Task objective: A faithful transcription of all the data is required.

Materials provided:
────────────────
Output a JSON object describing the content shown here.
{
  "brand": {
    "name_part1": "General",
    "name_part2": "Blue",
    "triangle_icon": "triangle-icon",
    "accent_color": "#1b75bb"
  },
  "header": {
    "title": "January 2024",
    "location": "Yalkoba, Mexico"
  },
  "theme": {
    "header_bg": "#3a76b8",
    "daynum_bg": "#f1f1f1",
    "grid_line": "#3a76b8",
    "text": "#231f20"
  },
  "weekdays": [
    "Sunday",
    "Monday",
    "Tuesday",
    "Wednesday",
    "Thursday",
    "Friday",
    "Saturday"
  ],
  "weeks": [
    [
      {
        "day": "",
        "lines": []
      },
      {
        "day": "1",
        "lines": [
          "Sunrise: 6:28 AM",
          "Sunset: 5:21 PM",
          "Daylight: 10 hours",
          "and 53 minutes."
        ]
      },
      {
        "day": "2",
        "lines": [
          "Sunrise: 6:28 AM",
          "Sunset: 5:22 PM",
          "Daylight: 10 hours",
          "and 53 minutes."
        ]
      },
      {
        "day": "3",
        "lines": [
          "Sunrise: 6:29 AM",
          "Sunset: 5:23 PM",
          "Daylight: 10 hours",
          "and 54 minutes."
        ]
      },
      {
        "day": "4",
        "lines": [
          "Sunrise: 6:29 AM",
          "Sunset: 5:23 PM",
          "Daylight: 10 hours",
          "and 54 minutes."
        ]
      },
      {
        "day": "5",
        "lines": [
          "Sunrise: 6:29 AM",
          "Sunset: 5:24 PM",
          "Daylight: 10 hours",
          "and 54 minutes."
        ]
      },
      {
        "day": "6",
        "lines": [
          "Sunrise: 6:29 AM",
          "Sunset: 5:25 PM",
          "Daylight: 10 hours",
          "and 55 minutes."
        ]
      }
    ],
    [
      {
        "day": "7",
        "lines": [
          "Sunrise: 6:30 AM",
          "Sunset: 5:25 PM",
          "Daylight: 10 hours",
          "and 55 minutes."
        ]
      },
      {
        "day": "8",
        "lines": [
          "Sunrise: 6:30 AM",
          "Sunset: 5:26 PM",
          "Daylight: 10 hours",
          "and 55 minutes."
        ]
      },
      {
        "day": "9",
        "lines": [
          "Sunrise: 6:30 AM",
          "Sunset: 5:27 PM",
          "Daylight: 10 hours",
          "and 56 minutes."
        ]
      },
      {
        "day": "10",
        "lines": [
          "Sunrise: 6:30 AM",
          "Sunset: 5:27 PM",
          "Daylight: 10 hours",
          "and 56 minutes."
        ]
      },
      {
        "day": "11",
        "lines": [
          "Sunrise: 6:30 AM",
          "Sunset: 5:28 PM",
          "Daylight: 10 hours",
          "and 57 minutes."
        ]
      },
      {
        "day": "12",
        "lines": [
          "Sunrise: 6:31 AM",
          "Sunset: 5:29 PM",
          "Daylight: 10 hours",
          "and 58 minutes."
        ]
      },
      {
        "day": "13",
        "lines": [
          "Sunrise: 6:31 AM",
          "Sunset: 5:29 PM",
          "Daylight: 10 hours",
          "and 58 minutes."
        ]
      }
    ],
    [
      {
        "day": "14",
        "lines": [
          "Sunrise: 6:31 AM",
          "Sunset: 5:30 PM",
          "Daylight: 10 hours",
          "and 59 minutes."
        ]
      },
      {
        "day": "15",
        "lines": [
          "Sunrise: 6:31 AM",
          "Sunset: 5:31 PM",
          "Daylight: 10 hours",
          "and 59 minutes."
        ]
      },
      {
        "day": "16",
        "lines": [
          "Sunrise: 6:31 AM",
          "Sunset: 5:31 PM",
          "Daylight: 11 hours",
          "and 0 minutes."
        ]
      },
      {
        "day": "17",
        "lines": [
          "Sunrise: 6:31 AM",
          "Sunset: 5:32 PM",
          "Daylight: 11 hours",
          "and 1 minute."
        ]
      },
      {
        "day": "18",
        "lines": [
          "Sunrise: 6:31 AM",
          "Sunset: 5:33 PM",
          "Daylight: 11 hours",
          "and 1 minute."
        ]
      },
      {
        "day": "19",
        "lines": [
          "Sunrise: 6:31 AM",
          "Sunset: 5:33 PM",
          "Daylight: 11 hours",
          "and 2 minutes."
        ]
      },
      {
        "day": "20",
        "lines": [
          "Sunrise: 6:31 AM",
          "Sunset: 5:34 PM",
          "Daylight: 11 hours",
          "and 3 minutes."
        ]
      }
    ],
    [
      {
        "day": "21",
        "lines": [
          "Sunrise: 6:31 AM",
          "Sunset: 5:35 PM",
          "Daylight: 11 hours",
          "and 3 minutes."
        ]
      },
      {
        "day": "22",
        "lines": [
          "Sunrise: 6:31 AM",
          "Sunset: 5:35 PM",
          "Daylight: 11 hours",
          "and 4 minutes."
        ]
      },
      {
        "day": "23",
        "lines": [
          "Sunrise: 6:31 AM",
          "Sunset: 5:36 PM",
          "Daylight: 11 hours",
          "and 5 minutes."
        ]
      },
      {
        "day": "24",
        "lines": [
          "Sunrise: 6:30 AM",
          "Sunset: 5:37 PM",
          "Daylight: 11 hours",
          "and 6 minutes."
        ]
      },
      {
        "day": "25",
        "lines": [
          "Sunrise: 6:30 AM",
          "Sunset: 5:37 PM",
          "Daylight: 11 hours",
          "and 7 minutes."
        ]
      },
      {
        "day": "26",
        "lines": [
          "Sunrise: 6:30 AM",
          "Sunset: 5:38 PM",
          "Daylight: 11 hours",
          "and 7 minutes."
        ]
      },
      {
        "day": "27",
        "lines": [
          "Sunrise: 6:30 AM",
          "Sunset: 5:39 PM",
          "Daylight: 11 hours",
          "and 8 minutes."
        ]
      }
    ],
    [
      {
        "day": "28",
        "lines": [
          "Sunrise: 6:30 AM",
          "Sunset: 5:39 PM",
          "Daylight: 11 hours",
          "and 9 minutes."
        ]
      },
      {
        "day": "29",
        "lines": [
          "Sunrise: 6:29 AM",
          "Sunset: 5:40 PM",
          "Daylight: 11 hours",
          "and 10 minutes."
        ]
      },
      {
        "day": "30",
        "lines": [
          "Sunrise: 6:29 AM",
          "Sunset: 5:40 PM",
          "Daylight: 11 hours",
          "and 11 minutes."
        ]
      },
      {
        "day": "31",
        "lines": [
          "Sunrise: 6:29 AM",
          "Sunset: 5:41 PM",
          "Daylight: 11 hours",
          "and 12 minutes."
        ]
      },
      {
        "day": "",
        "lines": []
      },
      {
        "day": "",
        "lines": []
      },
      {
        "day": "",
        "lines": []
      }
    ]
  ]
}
────────────────
Exercise response:
Output a JSON object describing the content shown here.
{
  "brand": {
    "name_part1": "General",
    "name_part2": "Blue",
    "triangle_icon": "triangle-icon",
    "accent_color": "#1b75bb"
  },
  "header": {
    "title": "January 2024",
    "location": "Yalkoba, Mexico"
  },
  "theme": {
    "header_bg": "#3a76b8",
    "daynum_bg": "#f1f1f1",
    "grid_line": "#3a76b8",
    "text": "#231f20"
  },
  "weekdays": [
    "Sunday",
    "Monday",
    "Tuesday",
    "Wednesday",
    "Thursday",
    "Friday",
    "Saturday"
  ],
  "weeks": [
    [
      {
        "day": "",
        "lines": []
      },
      {
        "day": "1",
        "lines": [
          "Sunrise: 6:28 AM",
          "Sunset: 5:21 PM",
          "Daylight: 10 hours",
          "and 53 minutes."
        ]
      },
      {
        "day": "2",
        "lines": [
          "Sunrise: 6:28 AM",
          "Sunset: 5:22 PM",
          "Daylight: 10 hours",
          "and 53 minutes."
        ]
      },
      {
        "day": "3",
        "lines": [
          "Sunrise: 6:29 AM",
          "Sunset: 5:23 PM",
          "Daylight: 10 hours",
          "and 54 minutes."
        ]
      },
      {
        "day": "4",
        "lines": [
          "Sunrise: 6:29 AM",
          "Sunset: 5:23 PM",
          "Daylight: 10 hours",
          "and 54 minutes."
        ]
      },
      {
        "day": "5",
        "lines": [
          "Sunrise: 6:29 AM",
          "Sunset: 5:24 PM",
          "Daylight: 10 hours",
          "and 54 minutes."
        ]
      },
      {
        "day": "6",
        "lines": [
          "Sunrise: 6:29 AM",
          "Sunset: 5:25 PM",
          "Daylight: 10 hours",
          "and 55 minutes."
        ]
      }
    ],
    [
      {
        "day": "7",
        "lines": [
          "Sunrise: 6:30 AM",
          "Sunset: 5:25 PM",
          "Daylight: 10 hours",
          "and 55 minutes."
        ]
      },
      {
        "day": "8",
        "lines": [
          "Sunrise: 6:30 AM",
          "Sunset: 5:26 PM",
          "Daylight: 10 hours",
          "and 55 minutes."
        ]
      },
      {
        "day": "9",
        "lines": [
          "Sunrise: 6:30 AM",
          "Sunset: 5:27 PM",
          "Daylight: 10 hours",
          "and 56 minutes."
        ]
      },
      {
        "day": "10",
        "lines": [
          "Sunrise: 6:30 AM",
          "Sunset: 5:27 PM",
          "Daylight: 10 hours",
          "and 56 minutes."
        ]
      },
      {
        "day": "11",
        "lines": [
          "Sunrise: 6:30 AM",
          "Sunset: 5:28 PM",
          "Daylight: 10 hours",
          "and 57 minutes."
        ]
      },
      {
        "day": "12",
        "lines": [
          "Sunrise: 6:31 AM",
          "Sunset: 5:29 PM",
          "Daylight: 10 hours",
          "and 58 minutes."
        ]
      },
      {
        "day": "13",
        "lines": [
          "Sunrise: 6:31 AM",
          "Sunset: 5:29 PM",
          "Daylight: 10 hours",
          "and 58 minutes."
        ]
      }
    ],
    [
      {
        "day": "14",
        "lines": [
          "Sunrise: 6:31 AM",
          "Sunset: 5:30 PM",
          "Daylight: 10 hours",
          "and 59 minutes."
        ]
      },
      {
        "day": "15",
        "lines": [
          "Sunrise: 6:31 AM",
          "Sunset: 5:31 PM",
          "Daylight: 10 hours",
          "and 59 minutes."
        ]
      },
      {
        "day": "16",
        "lines": [
          "Sunrise: 6:31 AM",
          "Sunset: 5:31 PM",
          "Daylight: 11 hours",
          "and 0 minutes."
        ]
      },
      {
        "day": "17",
        "lines": [
          "Sunrise: 6:31 AM",
          "Sunset: 5:32 PM",
          "Daylight: 11 hours",
          "and 1 minute."
        ]
      },
      {
        "day": "18",
        "lines": [
          "Sunrise: 6:31 AM",
          "Sunset: 5:33 PM",
          "Daylight: 11 hours",
          "and 1 minute."
        ]
      },
      {
        "day": "19",
        "lines": [
          "Sunrise: 6:31 AM",
          "Sunset: 5:33 PM",
          "Daylight: 11 hours",
          "and 2 minutes."
        ]
      },
      {
        "day": "20",
        "lines": [
          "Sunrise: 6:31 AM",
          "Sunset: 5:34 PM",
          "Daylight: 11 hours",
          "and 3 minutes."
        ]
      }
    ],
    [
      {
        "day": "21",
        "lines": [
          "Sunrise: 6:31 AM",
          "Sunset: 5:35 PM",
          "Daylight: 11 hours",
          "and 3 minutes."
        ]
      },
      {
        "day": "22",
        "lines": [
          "Sunrise: 6:31 AM",
          "Sunset: 5:35 PM",
          "Daylight: 11 hours",
          "and 4 minutes."
        ]
      },
      {
        "day": "23",
        "lines": [
          "Sunrise: 6:31 AM",
          "Sunset: 5:36 PM",
          "Daylight: 11 hours",
          "and 5 minutes."
        ]
      },
      {
        "day": "24",
        "lines": [
          "Sunrise: 6:30 AM",
          "Sunset: 5:37 PM",
          "Daylight: 11 hours",
          "and 6 minutes."
        ]
      },
      {
        "day": "25",
        "lines": [
          "Sunrise: 6:30 AM",
          "Sunset: 5:37 PM",
          "Daylight: 11 hours",
          "and 7 minutes."
        ]
      },
      {
        "day": "26",
        "lines": [
          "Sunrise: 6:30 AM",
          "Sunset: 5:38 PM",
          "Daylight: 11 hours",
          "and 7 minutes."
        ]
      },
      {
        "day": "27",
        "lines": [
          "Sunrise: 6:30 AM",
          "Sunset: 5:39 PM",
          "Daylight: 11 hours",
          "and 8 minutes."
        ]
      }
    ],
    [
      {
        "day": "28",
        "lines": [
          "Sunrise: 6:30 AM",
          "Sunset: 5:39 PM",
          "Daylight: 11 hours",
          "and 9 minutes."
        ]
      },
      {
        "day": "29",
        "lines": [
          "Sunrise: 6:29 AM",
          "Sunset: 5:40 PM",
          "Daylight: 11 hours",
          "and 10 minutes."
        ]
      },
      {
        "day": "30",
        "lines": [
          "Sunrise: 6:29 AM",
          "Sunset: 5:40 PM",
          "Daylight: 11 hours",
          "and 11 minutes."
        ]
      },
      {
        "day": "31",
        "lines": [
          "Sunrise: 6:29 AM",
          "Sunset: 5:41 PM",
          "Daylight: 11 hours",
          "and 12 minutes."
        ]
      },
      {
        "day": "",
        "lines": []
      },
      {
        "day": "",
        "lines": []
      },
      {
        "day": "",
        "lines": []
      }
    ]
  ]
}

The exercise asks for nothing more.